▶ [What to work on] Write the entries below out again exactly; any picture in them stays out.

▶ [Data supplied]
++++++

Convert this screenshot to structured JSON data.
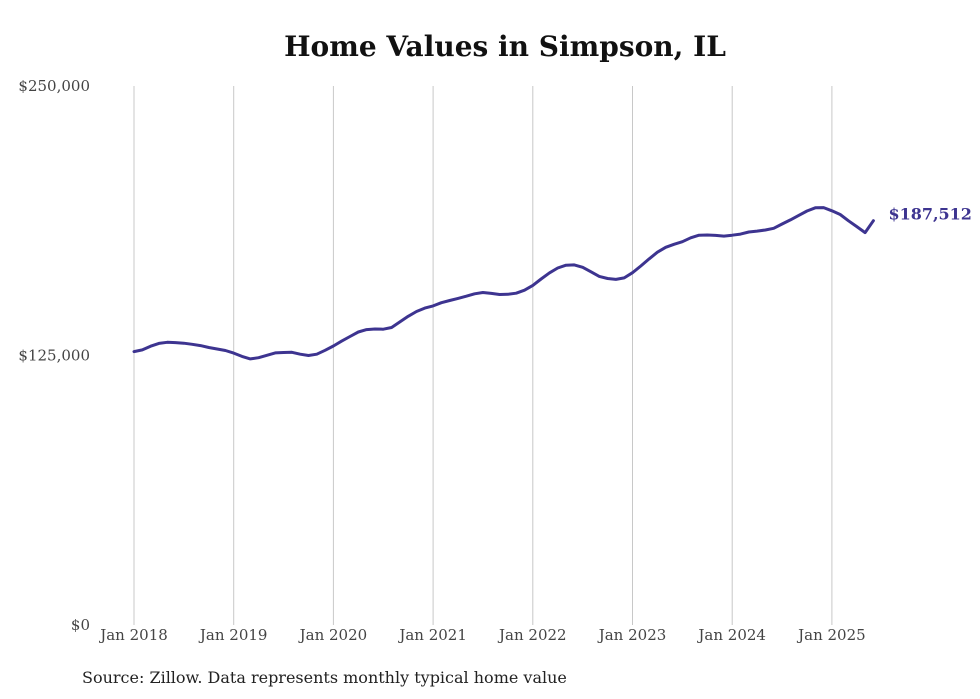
{
  "chart_data": {
    "type": "line",
    "title": "Home Values in Simpson, IL",
    "xlabel": "",
    "ylabel": "",
    "ylim": [
      0,
      250000
    ],
    "y_ticks": [
      "$0",
      "$125,000",
      "$250,000"
    ],
    "x_ticks": [
      "Jan 2018",
      "Jan 2019",
      "Jan 2020",
      "Jan 2021",
      "Jan 2022",
      "Jan 2023",
      "Jan 2024",
      "Jan 2025"
    ],
    "grid": "vertical",
    "line_color": "#3d3490",
    "last_label": "$187,512",
    "series": [
      {
        "x": [
          "2018-01",
          "2018-02",
          "2018-03",
          "2018-04",
          "2018-05",
          "2018-06",
          "2018-07",
          "2018-08",
          "2018-09",
          "2018-10",
          "2018-11",
          "2018-12",
          "2019-01",
          "2019-02",
          "2019-03",
          "2019-04",
          "2019-05",
          "2019-06",
          "2019-07",
          "2019-08",
          "2019-09",
          "2019-10",
          "2019-11",
          "2019-12",
          "2020-01",
          "2020-02",
          "2020-03",
          "2020-04",
          "2020-05",
          "2020-06",
          "2020-07",
          "2020-08",
          "2020-09",
          "2020-10",
          "2020-11",
          "2020-12",
          "2021-01",
          "2021-02",
          "2021-03",
          "2021-04",
          "2021-05",
          "2021-06",
          "2021-07",
          "2021-08",
          "2021-09",
          "2021-10",
          "2021-11",
          "2021-12",
          "2022-01",
          "2022-02",
          "2022-03",
          "2022-04",
          "2022-05",
          "2022-06",
          "2022-07",
          "2022-08",
          "2022-09",
          "2022-10",
          "2022-11",
          "2022-12",
          "2023-01",
          "2023-02",
          "2023-03",
          "2023-04",
          "2023-05",
          "2023-06",
          "2023-07",
          "2023-08",
          "2023-09",
          "2023-10",
          "2023-11",
          "2023-12",
          "2024-01",
          "2024-02",
          "2024-03",
          "2024-04",
          "2024-05",
          "2024-06",
          "2024-07",
          "2024-08",
          "2024-09",
          "2024-10",
          "2024-11",
          "2024-12",
          "2025-01",
          "2025-02",
          "2025-03",
          "2025-04",
          "2025-05",
          "2025-06"
        ],
        "y": [
          126800,
          127600,
          129300,
          130600,
          131100,
          131000,
          130700,
          130200,
          129600,
          128700,
          128000,
          127300,
          126100,
          124600,
          123400,
          124000,
          125100,
          126200,
          126400,
          126500,
          125600,
          125000,
          125600,
          127400,
          129400,
          131700,
          133800,
          135900,
          137000,
          137300,
          137200,
          138000,
          140600,
          143200,
          145400,
          147000,
          148000,
          149500,
          150500,
          151500,
          152500,
          153600,
          154200,
          153800,
          153300,
          153400,
          153900,
          155300,
          157500,
          160500,
          163300,
          165600,
          166900,
          167000,
          165900,
          163800,
          161700,
          160700,
          160300,
          161000,
          163400,
          166500,
          169800,
          172900,
          175200,
          176600,
          177800,
          179600,
          180800,
          180900,
          180700,
          180400,
          180800,
          181300,
          182300,
          182700,
          183200,
          184000,
          186000,
          187900,
          190000,
          192000,
          193500,
          193600,
          192100,
          190400,
          187500,
          184800,
          182000,
          187512
        ]
      }
    ]
  },
  "source_text": "Source: Zillow. Data represents monthly typical home value"
}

++++++

▶ [Correct response]
Convert this screenshot to structured JSON data.
{
  "chart_data": {
    "type": "line",
    "title": "Home Values in Simpson, IL",
    "xlabel": "",
    "ylabel": "",
    "ylim": [
      0,
      250000
    ],
    "y_ticks": [
      "$0",
      "$125,000",
      "$250,000"
    ],
    "x_ticks": [
      "Jan 2018",
      "Jan 2019",
      "Jan 2020",
      "Jan 2021",
      "Jan 2022",
      "Jan 2023",
      "Jan 2024",
      "Jan 2025"
    ],
    "grid": "vertical",
    "line_color": "#3d3490",
    "last_label": "$187,512",
    "series": [
      {
        "x": [
          "2018-01",
          "2018-02",
          "2018-03",
          "2018-04",
          "2018-05",
          "2018-06",
          "2018-07",
          "2018-08",
          "2018-09",
          "2018-10",
          "2018-11",
          "2018-12",
          "2019-01",
          "2019-02",
          "2019-03",
          "2019-04",
          "2019-05",
          "2019-06",
          "2019-07",
          "2019-08",
          "2019-09",
          "2019-10",
          "2019-11",
          "2019-12",
          "2020-01",
          "2020-02",
          "2020-03",
          "2020-04",
          "2020-05",
          "2020-06",
          "2020-07",
          "2020-08",
          "2020-09",
          "2020-10",
          "2020-11",
          "2020-12",
          "2021-01",
          "2021-02",
          "2021-03",
          "2021-04",
          "2021-05",
          "2021-06",
          "2021-07",
          "2021-08",
          "2021-09",
          "2021-10",
          "2021-11",
          "2021-12",
          "2022-01",
          "2022-02",
          "2022-03",
          "2022-04",
          "2022-05",
          "2022-06",
          "2022-07",
          "2022-08",
          "2022-09",
          "2022-10",
          "2022-11",
          "2022-12",
          "2023-01",
          "2023-02",
          "2023-03",
          "2023-04",
          "2023-05",
          "2023-06",
          "2023-07",
          "2023-08",
          "2023-09",
          "2023-10",
          "2023-11",
          "2023-12",
          "2024-01",
          "2024-02",
          "2024-03",
          "2024-04",
          "2024-05",
          "2024-06",
          "2024-07",
          "2024-08",
          "2024-09",
          "2024-10",
          "2024-11",
          "2024-12",
          "2025-01",
          "2025-02",
          "2025-03",
          "2025-04",
          "2025-05",
          "2025-06"
        ],
        "y": [
          126800,
          127600,
          129300,
          130600,
          131100,
          131000,
          130700,
          130200,
          129600,
          128700,
          128000,
          127300,
          126100,
          124600,
          123400,
          124000,
          125100,
          126200,
          126400,
          126500,
          125600,
          125000,
          125600,
          127400,
          129400,
          131700,
          133800,
          135900,
          137000,
          137300,
          137200,
          138000,
          140600,
          143200,
          145400,
          147000,
          148000,
          149500,
          150500,
          151500,
          152500,
          153600,
          154200,
          153800,
          153300,
          153400,
          153900,
          155300,
          157500,
          160500,
          163300,
          165600,
          166900,
          167000,
          165900,
          163800,
          161700,
          160700,
          160300,
          161000,
          163400,
          166500,
          169800,
          172900,
          175200,
          176600,
          177800,
          179600,
          180800,
          180900,
          180700,
          180400,
          180800,
          181300,
          182300,
          182700,
          183200,
          184000,
          186000,
          187900,
          190000,
          192000,
          193500,
          193600,
          192100,
          190400,
          187500,
          184800,
          182000,
          187512
        ]
      }
    ]
  },
  "source_text": "Source: Zillow. Data represents monthly typical home value"
}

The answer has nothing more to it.